> **Required task**: Retype the material word for word.

> **Excerpted records**:
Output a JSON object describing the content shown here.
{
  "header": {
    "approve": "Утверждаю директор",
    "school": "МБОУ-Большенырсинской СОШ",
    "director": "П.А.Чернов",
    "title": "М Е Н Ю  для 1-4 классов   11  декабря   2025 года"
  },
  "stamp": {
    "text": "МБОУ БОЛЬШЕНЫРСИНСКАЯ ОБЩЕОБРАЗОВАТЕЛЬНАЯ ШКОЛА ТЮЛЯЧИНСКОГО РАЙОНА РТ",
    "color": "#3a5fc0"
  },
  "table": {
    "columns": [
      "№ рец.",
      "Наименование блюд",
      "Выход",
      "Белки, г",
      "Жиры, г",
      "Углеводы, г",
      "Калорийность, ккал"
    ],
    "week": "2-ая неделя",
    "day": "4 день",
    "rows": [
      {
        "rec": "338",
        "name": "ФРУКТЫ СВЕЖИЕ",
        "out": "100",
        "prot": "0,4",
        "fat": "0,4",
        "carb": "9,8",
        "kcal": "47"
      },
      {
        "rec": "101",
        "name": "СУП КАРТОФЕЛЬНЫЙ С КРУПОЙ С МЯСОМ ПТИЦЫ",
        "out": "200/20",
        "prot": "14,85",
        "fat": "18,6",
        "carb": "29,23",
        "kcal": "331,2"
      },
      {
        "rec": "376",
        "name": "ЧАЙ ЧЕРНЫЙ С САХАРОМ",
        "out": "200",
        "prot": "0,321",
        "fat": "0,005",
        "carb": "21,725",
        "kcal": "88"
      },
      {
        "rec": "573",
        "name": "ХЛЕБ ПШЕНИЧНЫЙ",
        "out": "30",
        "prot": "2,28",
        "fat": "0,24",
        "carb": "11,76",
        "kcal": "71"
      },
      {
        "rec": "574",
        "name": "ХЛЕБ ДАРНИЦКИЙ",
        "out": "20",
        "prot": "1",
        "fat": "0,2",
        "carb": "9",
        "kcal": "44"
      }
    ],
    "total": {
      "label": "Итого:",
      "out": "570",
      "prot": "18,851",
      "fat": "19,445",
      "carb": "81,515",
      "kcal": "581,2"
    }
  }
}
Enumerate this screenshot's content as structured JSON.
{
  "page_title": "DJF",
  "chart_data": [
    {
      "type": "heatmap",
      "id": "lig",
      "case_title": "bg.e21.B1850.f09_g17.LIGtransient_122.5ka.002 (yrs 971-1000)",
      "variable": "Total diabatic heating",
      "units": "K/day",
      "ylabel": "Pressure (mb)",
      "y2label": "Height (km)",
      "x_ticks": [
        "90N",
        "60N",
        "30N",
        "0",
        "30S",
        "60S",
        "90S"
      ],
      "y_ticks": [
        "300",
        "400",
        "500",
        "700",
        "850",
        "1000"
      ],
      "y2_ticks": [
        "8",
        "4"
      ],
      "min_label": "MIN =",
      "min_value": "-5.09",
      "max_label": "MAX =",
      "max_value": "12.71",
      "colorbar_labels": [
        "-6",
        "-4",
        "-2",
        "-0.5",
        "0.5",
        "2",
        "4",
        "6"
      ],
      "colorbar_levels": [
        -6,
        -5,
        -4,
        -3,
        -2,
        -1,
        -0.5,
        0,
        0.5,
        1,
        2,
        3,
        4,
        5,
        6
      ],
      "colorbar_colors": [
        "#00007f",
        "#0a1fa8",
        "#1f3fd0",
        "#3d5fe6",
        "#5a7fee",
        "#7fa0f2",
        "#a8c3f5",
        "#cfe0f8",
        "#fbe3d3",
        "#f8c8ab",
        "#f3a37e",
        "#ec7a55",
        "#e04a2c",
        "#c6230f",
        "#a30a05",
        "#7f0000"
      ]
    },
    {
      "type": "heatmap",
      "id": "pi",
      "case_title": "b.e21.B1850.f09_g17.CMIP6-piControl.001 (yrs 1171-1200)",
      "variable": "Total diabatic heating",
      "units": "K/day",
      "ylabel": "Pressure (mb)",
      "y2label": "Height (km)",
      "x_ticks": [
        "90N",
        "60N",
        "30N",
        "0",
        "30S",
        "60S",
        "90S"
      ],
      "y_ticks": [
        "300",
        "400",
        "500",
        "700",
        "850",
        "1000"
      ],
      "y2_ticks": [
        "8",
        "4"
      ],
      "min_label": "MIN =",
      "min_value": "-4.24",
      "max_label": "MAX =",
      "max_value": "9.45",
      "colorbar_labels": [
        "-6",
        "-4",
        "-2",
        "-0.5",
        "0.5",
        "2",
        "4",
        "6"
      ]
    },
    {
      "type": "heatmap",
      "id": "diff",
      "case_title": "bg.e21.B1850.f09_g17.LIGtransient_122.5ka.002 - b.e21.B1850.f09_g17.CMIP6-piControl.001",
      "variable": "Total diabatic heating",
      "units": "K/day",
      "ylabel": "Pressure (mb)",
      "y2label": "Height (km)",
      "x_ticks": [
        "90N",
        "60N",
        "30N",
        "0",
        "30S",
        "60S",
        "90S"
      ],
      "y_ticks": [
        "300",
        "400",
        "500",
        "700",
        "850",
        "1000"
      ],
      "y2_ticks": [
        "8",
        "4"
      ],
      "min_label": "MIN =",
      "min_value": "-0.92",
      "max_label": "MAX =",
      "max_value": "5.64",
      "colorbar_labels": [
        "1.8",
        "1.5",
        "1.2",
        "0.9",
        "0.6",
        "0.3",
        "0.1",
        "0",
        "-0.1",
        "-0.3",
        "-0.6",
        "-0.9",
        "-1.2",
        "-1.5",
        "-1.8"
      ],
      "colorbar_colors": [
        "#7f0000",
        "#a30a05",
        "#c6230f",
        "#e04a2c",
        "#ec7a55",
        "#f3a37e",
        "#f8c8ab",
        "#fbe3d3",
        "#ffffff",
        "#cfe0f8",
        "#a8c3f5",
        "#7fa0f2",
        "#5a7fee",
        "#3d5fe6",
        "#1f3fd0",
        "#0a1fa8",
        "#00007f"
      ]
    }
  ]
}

> **The answer**:
Output a JSON object describing the content shown here.
{
  "header": {
    "approve": "Утверждаю директор",
    "school": "МБОУ-Большенырсинской СОШ",
    "director": "П.А.Чернов",
    "title": "М Е Н Ю  для 1-4 классов   11  декабря   2025 года"
  },
  "stamp": {
    "text": "МБОУ БОЛЬШЕНЫРСИНСКАЯ ОБЩЕОБРАЗОВАТЕЛЬНАЯ ШКОЛА ТЮЛЯЧИНСКОГО РАЙОНА РТ",
    "color": "#3a5fc0"
  },
  "table": {
    "columns": [
      "№ рец.",
      "Наименование блюд",
      "Выход",
      "Белки, г",
      "Жиры, г",
      "Углеводы, г",
      "Калорийность, ккал"
    ],
    "week": "2-ая неделя",
    "day": "4 день",
    "rows": [
      {
        "rec": "338",
        "name": "ФРУКТЫ СВЕЖИЕ",
        "out": "100",
        "prot": "0,4",
        "fat": "0,4",
        "carb": "9,8",
        "kcal": "47"
      },
      {
        "rec": "101",
        "name": "СУП КАРТОФЕЛЬНЫЙ С КРУПОЙ С МЯСОМ ПТИЦЫ",
        "out": "200/20",
        "prot": "14,85",
        "fat": "18,6",
        "carb": "29,23",
        "kcal": "331,2"
      },
      {
        "rec": "376",
        "name": "ЧАЙ ЧЕРНЫЙ С САХАРОМ",
        "out": "200",
        "prot": "0,321",
        "fat": "0,005",
        "carb": "21,725",
        "kcal": "88"
      },
      {
        "rec": "573",
        "name": "ХЛЕБ ПШЕНИЧНЫЙ",
        "out": "30",
        "prot": "2,28",
        "fat": "0,24",
        "carb": "11,76",
        "kcal": "71"
      },
      {
        "rec": "574",
        "name": "ХЛЕБ ДАРНИЦКИЙ",
        "out": "20",
        "prot": "1",
        "fat": "0,2",
        "carb": "9",
        "kcal": "44"
      }
    ],
    "total": {
      "label": "Итого:",
      "out": "570",
      "prot": "18,851",
      "fat": "19,445",
      "carb": "81,515",
      "kcal": "581,2"
    }
  }
}
Enumerate this screenshot's content as structured JSON.
{
  "page_title": "DJF",
  "chart_data": [
    {
      "type": "heatmap",
      "id": "lig",
      "case_title": "bg.e21.B1850.f09_g17.LIGtransient_122.5ka.002 (yrs 971-1000)",
      "variable": "Total diabatic heating",
      "units": "K/day",
      "ylabel": "Pressure (mb)",
      "y2label": "Height (km)",
      "x_ticks": [
        "90N",
        "60N",
        "30N",
        "0",
        "30S",
        "60S",
        "90S"
      ],
      "y_ticks": [
        "300",
        "400",
        "500",
        "700",
        "850",
        "1000"
      ],
      "y2_ticks": [
        "8",
        "4"
      ],
      "min_label": "MIN =",
      "min_value": "-5.09",
      "max_label": "MAX =",
      "max_value": "12.71",
      "colorbar_labels": [
        "-6",
        "-4",
        "-2",
        "-0.5",
        "0.5",
        "2",
        "4",
        "6"
      ],
      "colorbar_levels": [
        -6,
        -5,
        -4,
        -3,
        -2,
        -1,
        -0.5,
        0,
        0.5,
        1,
        2,
        3,
        4,
        5,
        6
      ],
      "colorbar_colors": [
        "#00007f",
        "#0a1fa8",
        "#1f3fd0",
        "#3d5fe6",
        "#5a7fee",
        "#7fa0f2",
        "#a8c3f5",
        "#cfe0f8",
        "#fbe3d3",
        "#f8c8ab",
        "#f3a37e",
        "#ec7a55",
        "#e04a2c",
        "#c6230f",
        "#a30a05",
        "#7f0000"
      ]
    },
    {
      "type": "heatmap",
      "id": "pi",
      "case_title": "b.e21.B1850.f09_g17.CMIP6-piControl.001 (yrs 1171-1200)",
      "variable": "Total diabatic heating",
      "units": "K/day",
      "ylabel": "Pressure (mb)",
      "y2label": "Height (km)",
      "x_ticks": [
        "90N",
        "60N",
        "30N",
        "0",
        "30S",
        "60S",
        "90S"
      ],
      "y_ticks": [
        "300",
        "400",
        "500",
        "700",
        "850",
        "1000"
      ],
      "y2_ticks": [
        "8",
        "4"
      ],
      "min_label": "MIN =",
      "min_value": "-4.24",
      "max_label": "MAX =",
      "max_value": "9.45",
      "colorbar_labels": [
        "-6",
        "-4",
        "-2",
        "-0.5",
        "0.5",
        "2",
        "4",
        "6"
      ]
    },
    {
      "type": "heatmap",
      "id": "diff",
      "case_title": "bg.e21.B1850.f09_g17.LIGtransient_122.5ka.002 - b.e21.B1850.f09_g17.CMIP6-piControl.001",
      "variable": "Total diabatic heating",
      "units": "K/day",
      "ylabel": "Pressure (mb)",
      "y2label": "Height (km)",
      "x_ticks": [
        "90N",
        "60N",
        "30N",
        "0",
        "30S",
        "60S",
        "90S"
      ],
      "y_ticks": [
        "300",
        "400",
        "500",
        "700",
        "850",
        "1000"
      ],
      "y2_ticks": [
        "8",
        "4"
      ],
      "min_label": "MIN =",
      "min_value": "-0.92",
      "max_label": "MAX =",
      "max_value": "5.64",
      "colorbar_labels": [
        "1.8",
        "1.5",
        "1.2",
        "0.9",
        "0.6",
        "0.3",
        "0.1",
        "0",
        "-0.1",
        "-0.3",
        "-0.6",
        "-0.9",
        "-1.2",
        "-1.5",
        "-1.8"
      ],
      "colorbar_colors": [
        "#7f0000",
        "#a30a05",
        "#c6230f",
        "#e04a2c",
        "#ec7a55",
        "#f3a37e",
        "#f8c8ab",
        "#fbe3d3",
        "#ffffff",
        "#cfe0f8",
        "#a8c3f5",
        "#7fa0f2",
        "#5a7fee",
        "#3d5fe6",
        "#1f3fd0",
        "#0a1fa8",
        "#00007f"
      ]
    }
  ]
}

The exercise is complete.